Problem description: Lines that contain "each" are to be counted; give only their number.

Provided entries:

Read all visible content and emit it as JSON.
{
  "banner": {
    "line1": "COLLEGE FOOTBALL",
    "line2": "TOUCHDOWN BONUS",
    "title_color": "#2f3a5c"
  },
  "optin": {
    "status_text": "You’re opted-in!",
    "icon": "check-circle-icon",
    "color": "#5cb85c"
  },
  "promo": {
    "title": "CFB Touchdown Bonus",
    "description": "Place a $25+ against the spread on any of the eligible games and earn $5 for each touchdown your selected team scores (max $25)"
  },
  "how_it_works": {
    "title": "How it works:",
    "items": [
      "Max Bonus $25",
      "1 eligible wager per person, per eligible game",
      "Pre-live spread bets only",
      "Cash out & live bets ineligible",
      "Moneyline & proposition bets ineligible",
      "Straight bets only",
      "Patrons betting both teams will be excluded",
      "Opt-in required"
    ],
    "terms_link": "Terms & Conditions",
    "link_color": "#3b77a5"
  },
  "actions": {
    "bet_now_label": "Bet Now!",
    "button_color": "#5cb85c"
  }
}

--

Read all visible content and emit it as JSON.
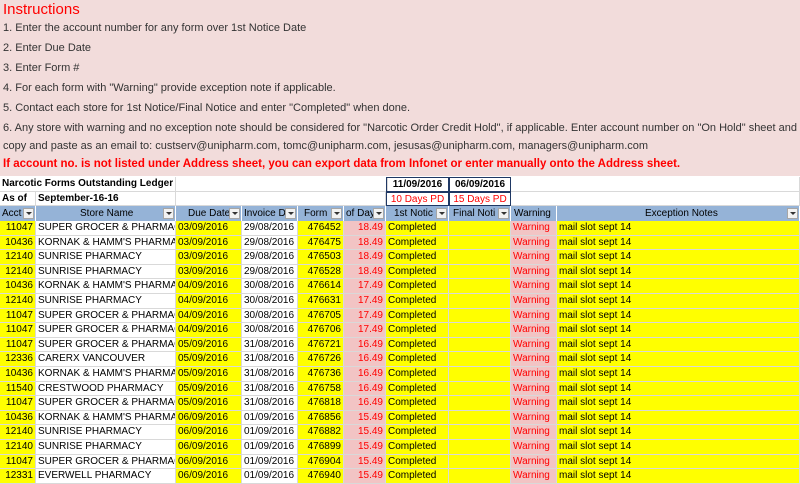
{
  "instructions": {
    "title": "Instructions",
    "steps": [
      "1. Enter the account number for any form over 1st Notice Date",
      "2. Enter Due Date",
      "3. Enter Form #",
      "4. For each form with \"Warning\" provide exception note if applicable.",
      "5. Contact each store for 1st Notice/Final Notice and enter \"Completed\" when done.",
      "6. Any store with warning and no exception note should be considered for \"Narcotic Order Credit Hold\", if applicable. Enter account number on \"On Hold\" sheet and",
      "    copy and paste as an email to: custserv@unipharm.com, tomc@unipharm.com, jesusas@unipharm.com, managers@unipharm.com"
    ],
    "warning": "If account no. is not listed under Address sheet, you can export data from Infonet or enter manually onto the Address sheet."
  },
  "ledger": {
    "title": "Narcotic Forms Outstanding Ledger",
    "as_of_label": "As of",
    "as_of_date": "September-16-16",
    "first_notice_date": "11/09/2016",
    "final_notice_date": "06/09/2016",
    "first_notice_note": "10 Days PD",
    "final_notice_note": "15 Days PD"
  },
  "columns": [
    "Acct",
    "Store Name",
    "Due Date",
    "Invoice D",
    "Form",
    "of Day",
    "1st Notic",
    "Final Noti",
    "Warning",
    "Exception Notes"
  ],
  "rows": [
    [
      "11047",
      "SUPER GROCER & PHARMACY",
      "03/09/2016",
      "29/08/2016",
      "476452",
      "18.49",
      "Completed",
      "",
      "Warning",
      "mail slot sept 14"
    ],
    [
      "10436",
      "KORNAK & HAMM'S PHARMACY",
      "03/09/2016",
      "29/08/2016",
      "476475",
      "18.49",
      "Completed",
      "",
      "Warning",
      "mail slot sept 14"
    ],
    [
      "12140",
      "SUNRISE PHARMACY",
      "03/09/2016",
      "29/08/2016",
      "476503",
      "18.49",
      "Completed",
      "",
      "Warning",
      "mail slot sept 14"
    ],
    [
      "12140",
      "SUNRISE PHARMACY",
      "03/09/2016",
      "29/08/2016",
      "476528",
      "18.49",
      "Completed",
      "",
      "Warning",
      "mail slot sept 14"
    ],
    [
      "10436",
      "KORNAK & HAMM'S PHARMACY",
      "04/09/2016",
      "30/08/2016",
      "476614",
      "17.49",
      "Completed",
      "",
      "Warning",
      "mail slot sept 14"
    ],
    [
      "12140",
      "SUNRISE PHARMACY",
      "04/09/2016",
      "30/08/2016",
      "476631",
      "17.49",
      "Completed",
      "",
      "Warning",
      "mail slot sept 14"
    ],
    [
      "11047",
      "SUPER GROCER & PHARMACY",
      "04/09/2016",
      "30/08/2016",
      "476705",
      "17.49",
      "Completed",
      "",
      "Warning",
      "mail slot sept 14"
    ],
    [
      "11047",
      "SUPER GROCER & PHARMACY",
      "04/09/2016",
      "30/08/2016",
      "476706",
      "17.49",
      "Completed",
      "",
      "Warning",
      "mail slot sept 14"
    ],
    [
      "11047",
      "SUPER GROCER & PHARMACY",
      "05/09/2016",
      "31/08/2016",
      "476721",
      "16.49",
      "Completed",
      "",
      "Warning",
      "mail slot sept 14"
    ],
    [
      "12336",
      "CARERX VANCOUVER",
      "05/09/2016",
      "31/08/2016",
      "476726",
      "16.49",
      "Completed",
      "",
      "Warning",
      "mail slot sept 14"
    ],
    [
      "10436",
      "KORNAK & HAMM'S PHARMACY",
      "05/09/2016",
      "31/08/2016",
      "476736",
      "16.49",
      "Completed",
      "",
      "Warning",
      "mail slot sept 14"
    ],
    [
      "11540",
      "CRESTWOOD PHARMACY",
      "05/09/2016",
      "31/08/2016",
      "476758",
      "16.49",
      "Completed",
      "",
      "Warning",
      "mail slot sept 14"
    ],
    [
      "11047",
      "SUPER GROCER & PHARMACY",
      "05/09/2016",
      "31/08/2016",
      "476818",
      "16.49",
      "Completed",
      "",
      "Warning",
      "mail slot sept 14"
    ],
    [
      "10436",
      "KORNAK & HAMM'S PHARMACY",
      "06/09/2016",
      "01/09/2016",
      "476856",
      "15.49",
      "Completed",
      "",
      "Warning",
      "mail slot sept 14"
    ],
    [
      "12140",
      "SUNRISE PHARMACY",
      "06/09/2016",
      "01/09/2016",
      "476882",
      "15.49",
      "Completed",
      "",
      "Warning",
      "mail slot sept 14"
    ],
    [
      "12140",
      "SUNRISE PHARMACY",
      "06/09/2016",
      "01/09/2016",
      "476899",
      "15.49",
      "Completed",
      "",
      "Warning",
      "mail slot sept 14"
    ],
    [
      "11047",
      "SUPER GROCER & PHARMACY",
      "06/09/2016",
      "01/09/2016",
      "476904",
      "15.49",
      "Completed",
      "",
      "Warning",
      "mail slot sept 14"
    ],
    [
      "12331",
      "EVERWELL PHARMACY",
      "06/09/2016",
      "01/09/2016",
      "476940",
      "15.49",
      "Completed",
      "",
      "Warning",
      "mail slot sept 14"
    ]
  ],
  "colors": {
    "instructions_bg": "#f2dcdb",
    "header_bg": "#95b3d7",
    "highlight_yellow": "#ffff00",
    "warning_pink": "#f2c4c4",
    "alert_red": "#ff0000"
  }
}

Task answer: 3